- **Exercise directions**:
From the listing below, extract every line containing "Proyectos".

- **Stored items**:
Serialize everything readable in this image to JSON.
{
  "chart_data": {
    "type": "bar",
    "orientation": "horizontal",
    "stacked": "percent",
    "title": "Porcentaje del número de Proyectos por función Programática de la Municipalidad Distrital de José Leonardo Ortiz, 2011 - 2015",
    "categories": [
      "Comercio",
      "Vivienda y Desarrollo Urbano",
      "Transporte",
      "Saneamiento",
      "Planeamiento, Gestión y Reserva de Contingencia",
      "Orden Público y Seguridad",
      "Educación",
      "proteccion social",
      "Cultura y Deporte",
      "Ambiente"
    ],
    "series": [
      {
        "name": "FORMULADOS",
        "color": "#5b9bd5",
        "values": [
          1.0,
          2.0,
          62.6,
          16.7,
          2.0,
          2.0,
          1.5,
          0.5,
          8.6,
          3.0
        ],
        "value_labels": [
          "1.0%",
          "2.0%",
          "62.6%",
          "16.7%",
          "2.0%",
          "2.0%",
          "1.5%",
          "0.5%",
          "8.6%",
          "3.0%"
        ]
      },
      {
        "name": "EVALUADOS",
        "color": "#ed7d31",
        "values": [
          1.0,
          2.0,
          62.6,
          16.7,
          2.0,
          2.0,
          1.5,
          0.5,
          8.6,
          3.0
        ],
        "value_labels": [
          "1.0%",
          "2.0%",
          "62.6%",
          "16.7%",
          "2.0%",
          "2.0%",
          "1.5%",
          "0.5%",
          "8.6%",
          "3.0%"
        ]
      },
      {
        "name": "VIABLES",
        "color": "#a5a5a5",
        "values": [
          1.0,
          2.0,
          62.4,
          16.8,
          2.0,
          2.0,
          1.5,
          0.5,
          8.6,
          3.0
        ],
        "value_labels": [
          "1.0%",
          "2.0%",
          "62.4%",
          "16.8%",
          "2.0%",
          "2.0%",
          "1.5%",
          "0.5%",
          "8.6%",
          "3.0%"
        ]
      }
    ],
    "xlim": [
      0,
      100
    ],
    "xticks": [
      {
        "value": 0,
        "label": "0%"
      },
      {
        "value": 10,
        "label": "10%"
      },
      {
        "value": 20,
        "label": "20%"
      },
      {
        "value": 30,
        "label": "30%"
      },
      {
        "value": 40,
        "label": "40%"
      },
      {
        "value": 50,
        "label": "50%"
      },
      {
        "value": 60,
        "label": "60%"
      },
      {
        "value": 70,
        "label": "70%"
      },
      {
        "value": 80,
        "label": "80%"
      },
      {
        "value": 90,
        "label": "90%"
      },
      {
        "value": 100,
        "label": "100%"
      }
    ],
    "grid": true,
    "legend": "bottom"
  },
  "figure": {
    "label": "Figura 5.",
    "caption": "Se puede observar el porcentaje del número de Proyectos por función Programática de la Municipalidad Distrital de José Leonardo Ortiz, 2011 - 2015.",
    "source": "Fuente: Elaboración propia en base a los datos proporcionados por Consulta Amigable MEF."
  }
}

- **Problem solution**:
    "title": "Porcentaje del número de Proyectos por función Programática de la Municipalidad Distrital de José Leonardo Ortiz, 2011 - 2015",
    "caption": "Se puede observar el porcentaje del número de Proyectos por función Programática de la Municipalidad Distrital de José Leonardo Ortiz, 2011 - 2015.",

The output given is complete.